# [AIM]
Put the lines of the records below, from the line containing "photo-thumbnail[interactable] — [403, 195, 588, 350]" through the line containing "photo-nav-arrows[interactable]: ‹› —", into a JSON list of strings with one string per line and no blank lines.

# [DATASET EXTRACT]

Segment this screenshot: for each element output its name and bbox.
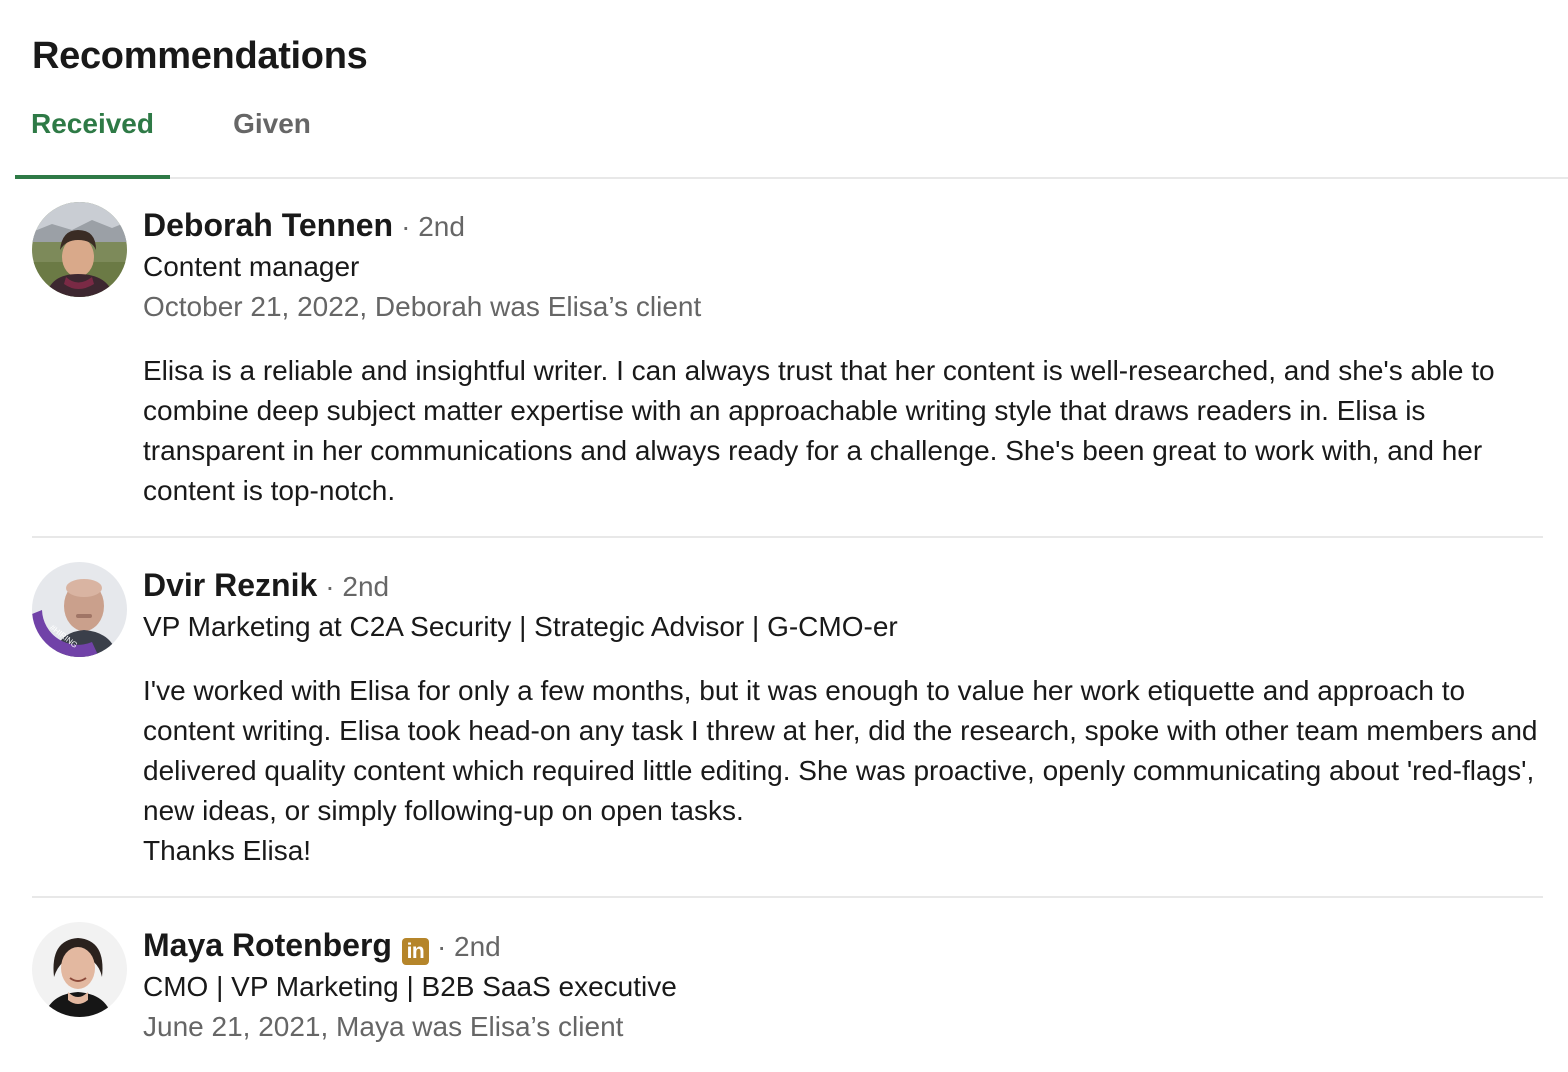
tab-bar: Received Given	[15, 95, 1568, 179]
recommendation-date: June 21, 2021, Maya was Elisa’s client	[143, 1011, 624, 1042]
avatar[interactable]: #HIRING	[32, 562, 127, 657]
name-line: Dvir Reznik · 2nd	[143, 562, 1543, 608]
linkedin-premium-icon: in	[401, 938, 429, 965]
recommendation-text: Elisa is a reliable and insightful write…	[143, 355, 1495, 506]
recommendation-item: #HIRING Dvir Reznik · 2nd VP Marketing a…	[32, 562, 1543, 898]
avatar[interactable]	[32, 202, 127, 297]
recommendation-text: I've worked with Elisa for only a few mo…	[143, 675, 1538, 866]
name-line: Maya Rotenberg in · 2nd	[143, 922, 1543, 968]
tab-given[interactable]: Given	[170, 95, 374, 177]
recommender-name[interactable]: Maya Rotenberg	[143, 922, 392, 968]
recommender-headline: VP Marketing at C2A Security | Strategic…	[143, 611, 898, 642]
recommender-headline: Content manager	[143, 251, 360, 282]
connection-degree: · 2nd	[436, 931, 501, 962]
recommendation-date: October 21, 2022, Deborah was Elisa’s cl…	[143, 291, 702, 322]
connection-degree: · 2nd	[325, 571, 390, 602]
recommendation-content: Dvir Reznik · 2nd VP Marketing at C2A Se…	[143, 562, 1543, 871]
tab-received[interactable]: Received	[15, 95, 170, 179]
recommender-headline: CMO | VP Marketing | B2B SaaS executive	[143, 971, 677, 1002]
avatar[interactable]	[32, 922, 127, 1017]
recommendation-content: Maya Rotenberg in · 2nd CMO | VP Marketi…	[143, 922, 1543, 1047]
recommendation-content: Deborah Tennen · 2nd Content manager Oct…	[143, 202, 1543, 511]
recommender-name[interactable]: Dvir Reznik	[143, 562, 317, 608]
connection-degree: · 2nd	[401, 211, 465, 242]
section-title: Recommendations	[32, 35, 368, 77]
recommender-name[interactable]: Deborah Tennen	[143, 202, 393, 248]
recommendations-page: Recommendations Received Given Deborah T…	[0, 0, 1568, 1072]
recommendation-item: Deborah Tennen · 2nd Content manager Oct…	[32, 202, 1543, 538]
recommendation-item: Maya Rotenberg in · 2nd CMO | VP Marketi…	[32, 922, 1543, 1072]
name-line: Deborah Tennen · 2nd	[143, 202, 1543, 248]
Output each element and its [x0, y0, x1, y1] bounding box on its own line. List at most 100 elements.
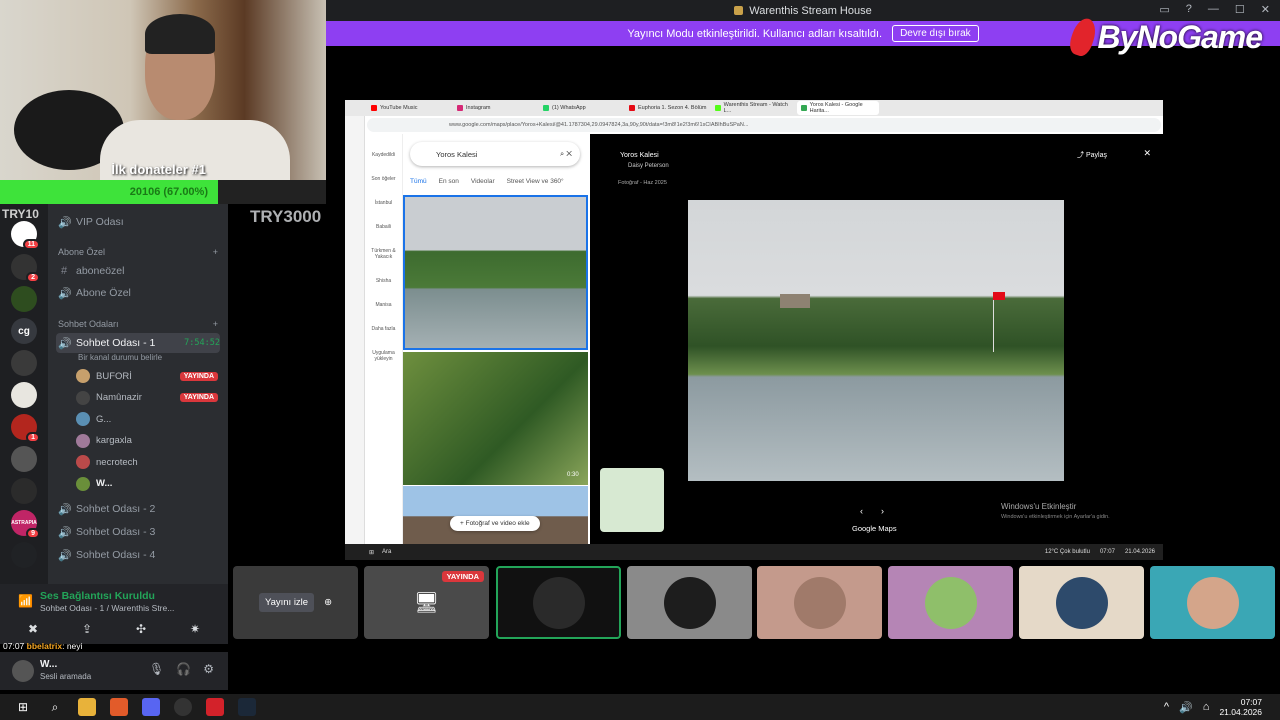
photo-thumbnail[interactable] — [403, 195, 588, 350]
close-icon[interactable]: ✕ — [1143, 148, 1151, 159]
volume-icon[interactable]: 🔊 — [1179, 701, 1193, 714]
photo-author[interactable]: Daisy Peterson — [628, 163, 669, 169]
photo-nav-arrows[interactable]: ‹› — [860, 506, 902, 516]
discord-icon[interactable] — [142, 698, 160, 716]
system-clock[interactable]: 07:07 21.04.2026 — [1219, 697, 1262, 717]
server-icon[interactable]: 2 — [11, 254, 40, 283]
voice-user[interactable]: W... — [76, 474, 218, 494]
windows-start-icon[interactable]: ⊞ — [14, 698, 32, 716]
server-icon[interactable] — [11, 542, 37, 568]
share-button[interactable]: ⤴ Paylaş — [1077, 150, 1107, 160]
network-icon[interactable]: ⌂ — [1203, 701, 1210, 713]
tab-label: Yoros Kalesi - Google Harita... — [809, 102, 863, 114]
file-explorer-icon[interactable] — [78, 698, 96, 716]
watch-stream-button[interactable]: Yayını izle — [258, 593, 315, 612]
channel-status[interactable]: Bir kanal durumu belirle — [78, 353, 162, 362]
add-channel-icon[interactable]: + — [213, 319, 218, 329]
signal-icon[interactable]: 📶 — [18, 594, 33, 608]
participant-tile-speaking[interactable] — [496, 566, 621, 639]
brave-icon[interactable] — [110, 698, 128, 716]
maps-search-input[interactable]: Yoros Kalesi ⌕ ✕ — [410, 142, 580, 166]
channel-active-room[interactable]: 🔊 Sohbet Odası - 1 7:54:52 — [56, 333, 220, 353]
maps-side-babaili[interactable]: Babaili — [365, 224, 402, 230]
add-channel-icon[interactable]: + — [213, 247, 218, 257]
server-icon[interactable] — [11, 286, 37, 312]
server-icon[interactable]: 11 — [11, 221, 40, 250]
tab-street-view[interactable]: Street View ve 360° — [507, 178, 564, 185]
tab-latest[interactable]: En son — [439, 178, 459, 185]
watch-stream-tile[interactable]: Yayını izle ⊕ — [233, 566, 358, 639]
popout-icon[interactable]: ⊕ — [324, 597, 332, 608]
maps-side-istanbul[interactable]: İstanbul — [365, 200, 402, 206]
address-bar[interactable]: www.google.com/maps/place/Yoros+Kalesi/@… — [367, 118, 1161, 132]
voice-user[interactable]: kargaxla — [76, 431, 218, 451]
video-thumbnail[interactable] — [403, 352, 588, 485]
screen-share-icon[interactable]: ⇪ — [74, 620, 100, 638]
activities-icon[interactable]: ✣ — [128, 620, 154, 638]
add-photo-button[interactable]: + Fotoğraf ve video ekle — [450, 516, 540, 531]
participant-tile[interactable] — [1019, 566, 1144, 639]
search-icon[interactable]: ⌕ — [46, 698, 64, 716]
tab-videos[interactable]: Videolar — [471, 178, 495, 185]
voice-user[interactable]: BUFORİ YAYINDA — [76, 366, 218, 386]
maps-side-saved[interactable]: Kaydedildi — [365, 152, 402, 158]
chat-user: bbelatrix — [26, 641, 63, 651]
speaker-icon: 🔊 — [58, 526, 72, 539]
channel-room-2[interactable]: 🔊 Sohbet Odası - 2 — [56, 499, 220, 519]
browser-tab[interactable]: Euphoria 1. Sezon 4. Bölüm — [625, 101, 707, 115]
disable-streamer-mode-button[interactable]: Devre dışı bırak — [892, 25, 979, 42]
minimap[interactable] — [600, 468, 664, 532]
server-icon[interactable]: 1 — [11, 414, 40, 443]
headphones-icon[interactable]: 🎧 — [176, 662, 191, 676]
maps-side-recent[interactable]: Son öğeler — [365, 176, 402, 182]
maps-side-more[interactable]: Daha fazla — [365, 326, 402, 332]
maps-side-manisa[interactable]: Manisa — [365, 302, 402, 308]
tab-all[interactable]: Tümü — [410, 178, 427, 185]
maps-side-shisha[interactable]: Shisha — [365, 278, 402, 284]
voice-user-name: Namûnazir — [96, 392, 142, 403]
voice-user[interactable]: necrotech — [76, 452, 218, 472]
browser-tab-active[interactable]: Yoros Kalesi - Google Harita... — [797, 101, 879, 115]
maps-side-install[interactable]: Uygulama yükleyin — [365, 350, 402, 362]
camera-off-icon[interactable]: ✖ — [20, 620, 46, 638]
app-icon[interactable] — [206, 698, 224, 716]
tray-chevron-icon[interactable]: ^ — [1164, 701, 1169, 713]
server-icon[interactable]: ASTRAPIA 9 — [11, 510, 40, 539]
mic-icon[interactable]: 🎙 — [149, 662, 164, 676]
settings-gear-icon[interactable]: ⚙ — [203, 662, 214, 676]
participant-tile[interactable] — [627, 566, 752, 639]
channel-list: 🔊 VIP Odası Abone Özel + # aboneözel 🔊 Abone… — [48, 204, 228, 594]
participant-tile[interactable] — [757, 566, 882, 639]
search-icon[interactable]: ⌕ ✕ — [560, 149, 572, 159]
channel-abone-voice[interactable]: 🔊 Abone Özel — [56, 283, 220, 303]
browser-tab[interactable]: YouTube Music — [367, 101, 449, 115]
browser-tab[interactable]: Warenthis Stream - Watch L... — [711, 101, 793, 115]
maps-side-turkmen[interactable]: Türkmen & Yakacık — [365, 248, 402, 260]
category-sohbet[interactable]: Sohbet Odaları + — [58, 319, 218, 329]
voice-user[interactable]: Namûnazir YAYINDA — [76, 388, 218, 408]
channel-room-3[interactable]: 🔊 Sohbet Odası - 3 — [56, 522, 220, 542]
participant-tile[interactable] — [1150, 566, 1275, 639]
avatar[interactable] — [12, 660, 34, 682]
server-icon[interactable] — [11, 382, 37, 408]
voice-user[interactable]: G... — [76, 409, 218, 429]
server-icon[interactable]: cg — [11, 318, 37, 344]
obs-icon[interactable] — [174, 698, 192, 716]
category-abone[interactable]: Abone Özel + — [58, 247, 218, 257]
channel-vip[interactable]: 🔊 VIP Odası — [56, 212, 220, 232]
server-icon[interactable] — [11, 446, 37, 472]
stream-tile[interactable]: YAYINDA 🖥 — [364, 566, 489, 639]
participant-tile[interactable] — [888, 566, 1013, 639]
steam-icon[interactable] — [238, 698, 256, 716]
channel-aboneozel-text[interactable]: # aboneözel — [56, 261, 220, 281]
server-icon[interactable] — [11, 350, 37, 376]
soundboard-icon[interactable]: ✷ — [182, 620, 208, 638]
server-icon[interactable] — [11, 478, 37, 504]
browser-tab[interactable]: Instagram — [453, 101, 535, 115]
stream-view[interactable]: YouTube Music Instagram (1) WhatsApp Eup… — [345, 100, 1163, 560]
browser-tab[interactable]: (1) WhatsApp — [539, 101, 621, 115]
castle-photo — [688, 200, 1064, 481]
close-button[interactable]: ✕ — [1261, 3, 1270, 16]
avatar — [76, 369, 90, 383]
channel-room-4[interactable]: 🔊 Sohbet Odası - 4 — [56, 545, 220, 565]
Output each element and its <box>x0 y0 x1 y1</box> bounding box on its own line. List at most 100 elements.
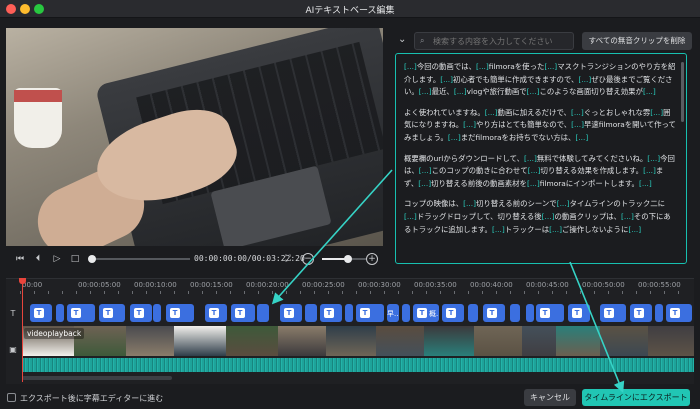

# [TASK ANSWER]
[
  "photo-thumbnail[interactable] — [403, 195, 588, 350]",
  "close-icon[interactable]: ✕ — [1143, 148, 1151, 159]",
  "volume-icon[interactable]: 🔊 — [1179, 701, 1193, 714]",
  "photo-author[interactable]: Daisy Peterson — [628, 163, 669, 169]",
  "photo-nav-arrows[interactable]: ‹› — [860, 506, 902, 516]"
]